#### Data rows ####

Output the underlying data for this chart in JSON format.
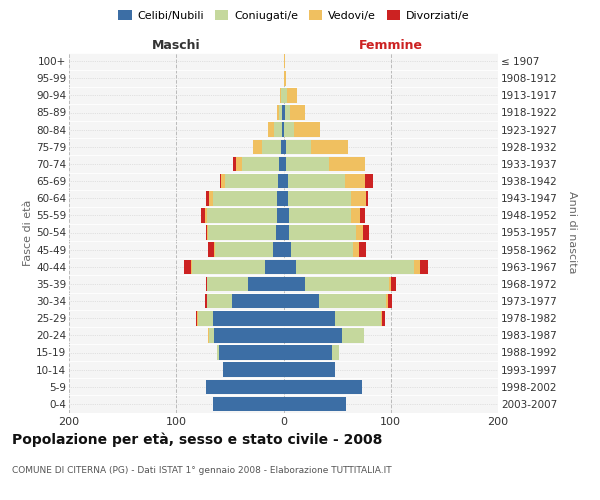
{
  "age_groups": [
    "0-4",
    "5-9",
    "10-14",
    "15-19",
    "20-24",
    "25-29",
    "30-34",
    "35-39",
    "40-44",
    "45-49",
    "50-54",
    "55-59",
    "60-64",
    "65-69",
    "70-74",
    "75-79",
    "80-84",
    "85-89",
    "90-94",
    "95-99",
    "100+"
  ],
  "birth_years": [
    "2003-2007",
    "1998-2002",
    "1993-1997",
    "1988-1992",
    "1983-1987",
    "1978-1982",
    "1973-1977",
    "1968-1972",
    "1963-1967",
    "1958-1962",
    "1953-1957",
    "1948-1952",
    "1943-1947",
    "1938-1942",
    "1933-1937",
    "1928-1932",
    "1923-1927",
    "1918-1922",
    "1913-1917",
    "1908-1912",
    "≤ 1907"
  ],
  "colors": {
    "celibe": "#3c6ea5",
    "coniugato": "#c5d89d",
    "vedovo": "#f0c060",
    "divorziato": "#cc2222"
  },
  "males": {
    "celibe": [
      66,
      72,
      56,
      60,
      65,
      66,
      48,
      33,
      17,
      10,
      7,
      6,
      6,
      5,
      4,
      2,
      1,
      1,
      0,
      0,
      0
    ],
    "coniugato": [
      0,
      0,
      0,
      2,
      4,
      14,
      23,
      38,
      68,
      54,
      63,
      65,
      60,
      50,
      35,
      18,
      8,
      3,
      2,
      0,
      0
    ],
    "vedovo": [
      0,
      0,
      0,
      0,
      1,
      1,
      0,
      0,
      1,
      1,
      1,
      2,
      3,
      3,
      5,
      8,
      5,
      2,
      1,
      0,
      0
    ],
    "divorziato": [
      0,
      0,
      0,
      0,
      0,
      1,
      2,
      1,
      7,
      5,
      1,
      4,
      3,
      1,
      3,
      0,
      0,
      0,
      0,
      0,
      0
    ]
  },
  "females": {
    "nubile": [
      58,
      73,
      48,
      45,
      55,
      48,
      33,
      20,
      12,
      7,
      5,
      5,
      4,
      4,
      2,
      2,
      0,
      1,
      0,
      0,
      0
    ],
    "coniugata": [
      0,
      0,
      0,
      7,
      20,
      43,
      63,
      78,
      110,
      58,
      63,
      58,
      59,
      53,
      40,
      24,
      10,
      5,
      3,
      0,
      0
    ],
    "vedova": [
      0,
      0,
      0,
      0,
      0,
      1,
      1,
      2,
      5,
      5,
      6,
      8,
      14,
      19,
      34,
      34,
      24,
      14,
      10,
      2,
      1
    ],
    "divorziata": [
      0,
      0,
      0,
      0,
      0,
      3,
      4,
      5,
      8,
      7,
      6,
      5,
      2,
      7,
      0,
      0,
      0,
      0,
      0,
      0,
      0
    ]
  },
  "title": "Popolazione per età, sesso e stato civile - 2008",
  "subtitle": "COMUNE DI CITERNA (PG) - Dati ISTAT 1° gennaio 2008 - Elaborazione TUTTITALIA.IT",
  "label_maschi": "Maschi",
  "label_femmine": "Femmine",
  "ylabel_left": "Fasce di età",
  "ylabel_right": "Anni di nascita",
  "legend_labels": [
    "Celibi/Nubili",
    "Coniugati/e",
    "Vedovi/e",
    "Divorziati/e"
  ],
  "xlim": 200,
  "bg_color": "#f5f5f5",
  "grid_color": "#cccccc",
  "bar_height": 0.85
}
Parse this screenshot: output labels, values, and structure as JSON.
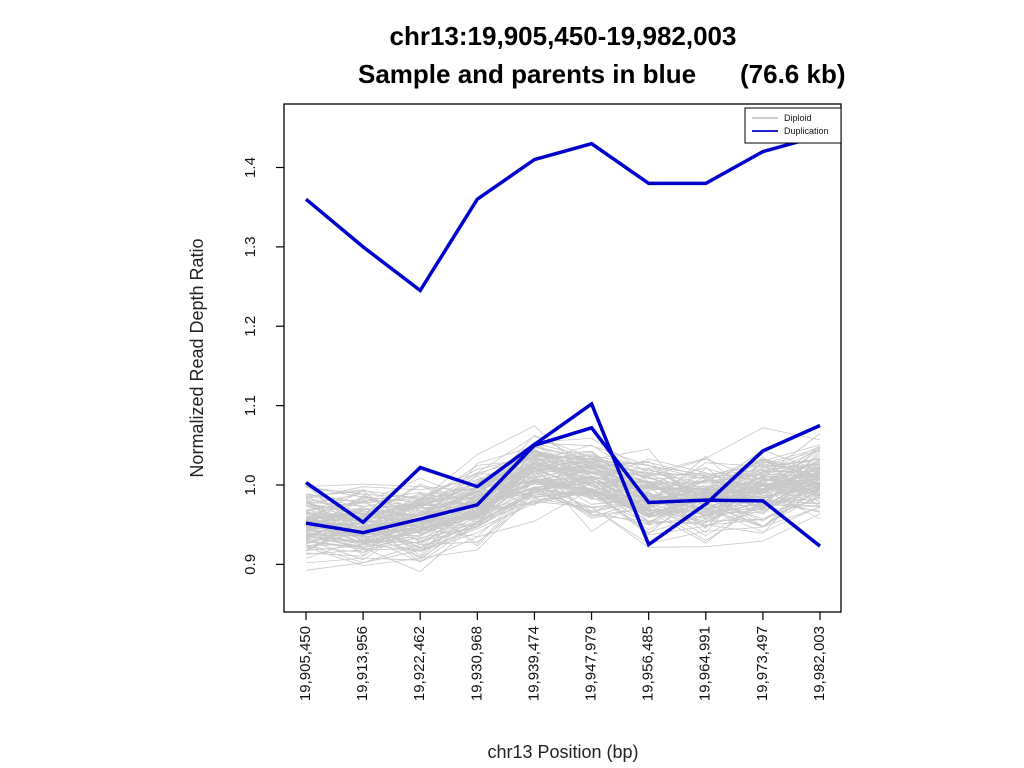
{
  "chart_data": {
    "type": "line",
    "title": "chr13:19,905,450-19,982,003",
    "subtitle": "Sample and parents in blue",
    "subtitle_size": "(76.6 kb)",
    "xlabel": "chr13 Position (bp)",
    "ylabel": "Normalized Read Depth Ratio",
    "x_tick_labels": [
      "19,905,450",
      "19,913,956",
      "19,922,462",
      "19,930,968",
      "19,939,474",
      "19,947,979",
      "19,956,485",
      "19,964,991",
      "19,973,497",
      "19,982,003"
    ],
    "y_ticks": [
      0.9,
      1.0,
      1.1,
      1.2,
      1.3,
      1.4
    ],
    "y_tick_labels": [
      "0.9",
      "1.0",
      "1.1",
      "1.2",
      "1.3",
      "1.4"
    ],
    "ylim": [
      0.84,
      1.48
    ],
    "legend": {
      "position": "top-right",
      "entries": [
        {
          "label": "Diploid",
          "color": "#bebebe"
        },
        {
          "label": "Duplication",
          "color": "#0000cd"
        }
      ]
    },
    "colors": {
      "diploid": "#c8c8c8",
      "duplication": "#0000cd"
    },
    "highlighted_series": [
      {
        "values": [
          1.36,
          1.3,
          1.245,
          1.36,
          1.41,
          1.43,
          1.38,
          1.38,
          1.42,
          1.44
        ]
      },
      {
        "values": [
          1.003,
          0.953,
          1.022,
          0.998,
          1.051,
          1.102,
          0.925,
          0.976,
          1.043,
          1.075
        ]
      },
      {
        "values": [
          0.952,
          0.94,
          0.957,
          0.975,
          1.05,
          1.072,
          0.978,
          0.981,
          0.98,
          0.923
        ]
      }
    ],
    "background_series_summary": {
      "count": 120,
      "mean": [
        0.955,
        0.95,
        0.955,
        0.975,
        1.015,
        1.01,
        0.985,
        0.98,
        0.995,
        1.01
      ],
      "spread": [
        0.035,
        0.035,
        0.035,
        0.035,
        0.03,
        0.035,
        0.035,
        0.035,
        0.035,
        0.035
      ]
    }
  }
}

####

**Set task**. Exclude every picture and copy the remaining data exactly.

**Exercise result**.
Output the underlying data for this chart in JSON format.
{
  "age_groups": [
    "0-4",
    "5-9",
    "10-14",
    "15-19",
    "20-24",
    "25-29",
    "30-34",
    "35-39",
    "40-44",
    "45-49",
    "50-54",
    "55-59",
    "60-64",
    "65-69",
    "70-74",
    "75-79",
    "80-84",
    "85-89",
    "90-94",
    "95-99",
    "100+"
  ],
  "birth_years": [
    "2003-2007",
    "1998-2002",
    "1993-1997",
    "1988-1992",
    "1983-1987",
    "1978-1982",
    "1973-1977",
    "1968-1972",
    "1963-1967",
    "1958-1962",
    "1953-1957",
    "1948-1952",
    "1943-1947",
    "1938-1942",
    "1933-1937",
    "1928-1932",
    "1923-1927",
    "1918-1922",
    "1913-1917",
    "1908-1912",
    "≤ 1907"
  ],
  "colors": {
    "celibe": "#3c6ea5",
    "coniugato": "#c5d89d",
    "vedovo": "#f0c060",
    "divorziato": "#cc2222"
  },
  "males": {
    "celibe": [
      66,
      72,
      56,
      60,
      65,
      66,
      48,
      33,
      17,
      10,
      7,
      6,
      6,
      5,
      4,
      2,
      1,
      1,
      0,
      0,
      0
    ],
    "coniugato": [
      0,
      0,
      0,
      2,
      4,
      14,
      23,
      38,
      68,
      54,
      63,
      65,
      60,
      50,
      35,
      18,
      8,
      3,
      2,
      0,
      0
    ],
    "vedovo": [
      0,
      0,
      0,
      0,
      1,
      1,
      0,
      0,
      1,
      1,
      1,
      2,
      3,
      3,
      5,
      8,
      5,
      2,
      1,
      0,
      0
    ],
    "divorziato": [
      0,
      0,
      0,
      0,
      0,
      1,
      2,
      1,
      7,
      5,
      1,
      4,
      3,
      1,
      3,
      0,
      0,
      0,
      0,
      0,
      0
    ]
  },
  "females": {
    "nubile": [
      58,
      73,
      48,
      45,
      55,
      48,
      33,
      20,
      12,
      7,
      5,
      5,
      4,
      4,
      2,
      2,
      0,
      1,
      0,
      0,
      0
    ],
    "coniugata": [
      0,
      0,
      0,
      7,
      20,
      43,
      63,
      78,
      110,
      58,
      63,
      58,
      59,
      53,
      40,
      24,
      10,
      5,
      3,
      0,
      0
    ],
    "vedova": [
      0,
      0,
      0,
      0,
      0,
      1,
      1,
      2,
      5,
      5,
      6,
      8,
      14,
      19,
      34,
      34,
      24,
      14,
      10,
      2,
      1
    ],
    "divorziata": [
      0,
      0,
      0,
      0,
      0,
      3,
      4,
      5,
      8,
      7,
      6,
      5,
      2,
      7,
      0,
      0,
      0,
      0,
      0,
      0,
      0
    ]
  },
  "title": "Popolazione per età, sesso e stato civile - 2008",
  "subtitle": "COMUNE DI CITERNA (PG) - Dati ISTAT 1° gennaio 2008 - Elaborazione TUTTITALIA.IT",
  "label_maschi": "Maschi",
  "label_femmine": "Femmine",
  "ylabel_left": "Fasce di età",
  "ylabel_right": "Anni di nascita",
  "legend_labels": [
    "Celibi/Nubili",
    "Coniugati/e",
    "Vedovi/e",
    "Divorziati/e"
  ],
  "xlim": 200,
  "bg_color": "#f5f5f5",
  "grid_color": "#cccccc",
  "bar_height": 0.85
}
Parse this screenshot: output labels, values, and structure as JSON.
{
  "chart_data": {
    "type": "line",
    "title": "chr13:19,905,450-19,982,003",
    "subtitle": "Sample and parents in blue",
    "subtitle_size": "(76.6 kb)",
    "xlabel": "chr13 Position (bp)",
    "ylabel": "Normalized Read Depth Ratio",
    "x_tick_labels": [
      "19,905,450",
      "19,913,956",
      "19,922,462",
      "19,930,968",
      "19,939,474",
      "19,947,979",
      "19,956,485",
      "19,964,991",
      "19,973,497",
      "19,982,003"
    ],
    "y_ticks": [
      0.9,
      1.0,
      1.1,
      1.2,
      1.3,
      1.4
    ],
    "y_tick_labels": [
      "0.9",
      "1.0",
      "1.1",
      "1.2",
      "1.3",
      "1.4"
    ],
    "ylim": [
      0.84,
      1.48
    ],
    "legend": {
      "position": "top-right",
      "entries": [
        {
          "label": "Diploid",
          "color": "#bebebe"
        },
        {
          "label": "Duplication",
          "color": "#0000cd"
        }
      ]
    },
    "colors": {
      "diploid": "#c8c8c8",
      "duplication": "#0000cd"
    },
    "highlighted_series": [
      {
        "values": [
          1.36,
          1.3,
          1.245,
          1.36,
          1.41,
          1.43,
          1.38,
          1.38,
          1.42,
          1.44
        ]
      },
      {
        "values": [
          1.003,
          0.953,
          1.022,
          0.998,
          1.051,
          1.102,
          0.925,
          0.976,
          1.043,
          1.075
        ]
      },
      {
        "values": [
          0.952,
          0.94,
          0.957,
          0.975,
          1.05,
          1.072,
          0.978,
          0.981,
          0.98,
          0.923
        ]
      }
    ],
    "background_series_summary": {
      "count": 120,
      "mean": [
        0.955,
        0.95,
        0.955,
        0.975,
        1.015,
        1.01,
        0.985,
        0.98,
        0.995,
        1.01
      ],
      "spread": [
        0.035,
        0.035,
        0.035,
        0.035,
        0.03,
        0.035,
        0.035,
        0.035,
        0.035,
        0.035
      ]
    }
  }
}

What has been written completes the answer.